Given instruction
The complete listing should be restated exactly.

Stored data
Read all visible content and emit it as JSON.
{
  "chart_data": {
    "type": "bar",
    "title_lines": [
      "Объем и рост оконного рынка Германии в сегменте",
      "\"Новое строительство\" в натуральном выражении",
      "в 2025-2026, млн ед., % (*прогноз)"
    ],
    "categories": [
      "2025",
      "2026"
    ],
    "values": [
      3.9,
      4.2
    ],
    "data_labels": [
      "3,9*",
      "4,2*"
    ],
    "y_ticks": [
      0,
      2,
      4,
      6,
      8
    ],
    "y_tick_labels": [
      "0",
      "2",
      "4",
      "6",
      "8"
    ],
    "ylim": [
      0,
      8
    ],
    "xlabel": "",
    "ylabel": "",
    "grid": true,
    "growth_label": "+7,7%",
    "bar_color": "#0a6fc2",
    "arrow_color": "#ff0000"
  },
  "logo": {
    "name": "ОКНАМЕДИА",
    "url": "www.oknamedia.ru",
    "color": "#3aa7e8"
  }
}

Result
Read all visible content and emit it as JSON.
{
  "chart_data": {
    "type": "bar",
    "title_lines": [
      "Объем и рост оконного рынка Германии в сегменте",
      "\"Новое строительство\" в натуральном выражении",
      "в 2025-2026, млн ед., % (*прогноз)"
    ],
    "categories": [
      "2025",
      "2026"
    ],
    "values": [
      3.9,
      4.2
    ],
    "data_labels": [
      "3,9*",
      "4,2*"
    ],
    "y_ticks": [
      0,
      2,
      4,
      6,
      8
    ],
    "y_tick_labels": [
      "0",
      "2",
      "4",
      "6",
      "8"
    ],
    "ylim": [
      0,
      8
    ],
    "xlabel": "",
    "ylabel": "",
    "grid": true,
    "growth_label": "+7,7%",
    "bar_color": "#0a6fc2",
    "arrow_color": "#ff0000"
  },
  "logo": {
    "name": "ОКНАМЕДИА",
    "url": "www.oknamedia.ru",
    "color": "#3aa7e8"
  }
}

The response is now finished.